Your instructions
Take the records underneath and set them down exactly.
-*-
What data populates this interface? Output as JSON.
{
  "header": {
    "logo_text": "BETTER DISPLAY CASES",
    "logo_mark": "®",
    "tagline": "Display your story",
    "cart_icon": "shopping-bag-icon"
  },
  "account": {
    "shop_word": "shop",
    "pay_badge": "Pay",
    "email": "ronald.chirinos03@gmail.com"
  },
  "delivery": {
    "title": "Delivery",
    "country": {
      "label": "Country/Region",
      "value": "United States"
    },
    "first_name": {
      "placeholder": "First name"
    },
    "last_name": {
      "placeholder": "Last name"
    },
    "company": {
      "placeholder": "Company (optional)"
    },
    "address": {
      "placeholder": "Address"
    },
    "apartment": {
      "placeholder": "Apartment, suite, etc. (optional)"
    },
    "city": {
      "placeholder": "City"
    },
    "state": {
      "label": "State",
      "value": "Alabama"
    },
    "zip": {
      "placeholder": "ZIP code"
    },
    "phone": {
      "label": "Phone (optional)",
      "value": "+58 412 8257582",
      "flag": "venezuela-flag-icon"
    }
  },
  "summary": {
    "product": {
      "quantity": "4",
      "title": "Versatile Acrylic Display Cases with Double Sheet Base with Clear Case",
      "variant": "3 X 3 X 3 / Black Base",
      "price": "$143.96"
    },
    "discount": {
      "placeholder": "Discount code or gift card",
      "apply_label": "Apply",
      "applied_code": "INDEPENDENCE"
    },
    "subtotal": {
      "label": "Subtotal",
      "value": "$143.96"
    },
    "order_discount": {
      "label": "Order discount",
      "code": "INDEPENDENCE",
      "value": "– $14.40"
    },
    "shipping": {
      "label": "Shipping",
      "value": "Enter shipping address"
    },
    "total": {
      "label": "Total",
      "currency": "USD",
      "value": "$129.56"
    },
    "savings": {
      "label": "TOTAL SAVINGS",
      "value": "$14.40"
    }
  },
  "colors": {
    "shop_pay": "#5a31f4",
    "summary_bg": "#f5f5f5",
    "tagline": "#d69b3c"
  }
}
-*-
Task solution
What data populates this interface? Output as JSON.
{
  "header": {
    "logo_text": "BETTER DISPLAY CASES",
    "logo_mark": "®",
    "tagline": "Display your story",
    "cart_icon": "shopping-bag-icon"
  },
  "account": {
    "shop_word": "shop",
    "pay_badge": "Pay",
    "email": "ronald.chirinos03@gmail.com"
  },
  "delivery": {
    "title": "Delivery",
    "country": {
      "label": "Country/Region",
      "value": "United States"
    },
    "first_name": {
      "placeholder": "First name"
    },
    "last_name": {
      "placeholder": "Last name"
    },
    "company": {
      "placeholder": "Company (optional)"
    },
    "address": {
      "placeholder": "Address"
    },
    "apartment": {
      "placeholder": "Apartment, suite, etc. (optional)"
    },
    "city": {
      "placeholder": "City"
    },
    "state": {
      "label": "State",
      "value": "Alabama"
    },
    "zip": {
      "placeholder": "ZIP code"
    },
    "phone": {
      "label": "Phone (optional)",
      "value": "+58 412 8257582",
      "flag": "venezuela-flag-icon"
    }
  },
  "summary": {
    "product": {
      "quantity": "4",
      "title": "Versatile Acrylic Display Cases with Double Sheet Base with Clear Case",
      "variant": "3 X 3 X 3 / Black Base",
      "price": "$143.96"
    },
    "discount": {
      "placeholder": "Discount code or gift card",
      "apply_label": "Apply",
      "applied_code": "INDEPENDENCE"
    },
    "subtotal": {
      "label": "Subtotal",
      "value": "$143.96"
    },
    "order_discount": {
      "label": "Order discount",
      "code": "INDEPENDENCE",
      "value": "– $14.40"
    },
    "shipping": {
      "label": "Shipping",
      "value": "Enter shipping address"
    },
    "total": {
      "label": "Total",
      "currency": "USD",
      "value": "$129.56"
    },
    "savings": {
      "label": "TOTAL SAVINGS",
      "value": "$14.40"
    }
  },
  "colors": {
    "shop_pay": "#5a31f4",
    "summary_bg": "#f5f5f5",
    "tagline": "#d69b3c"
  }
}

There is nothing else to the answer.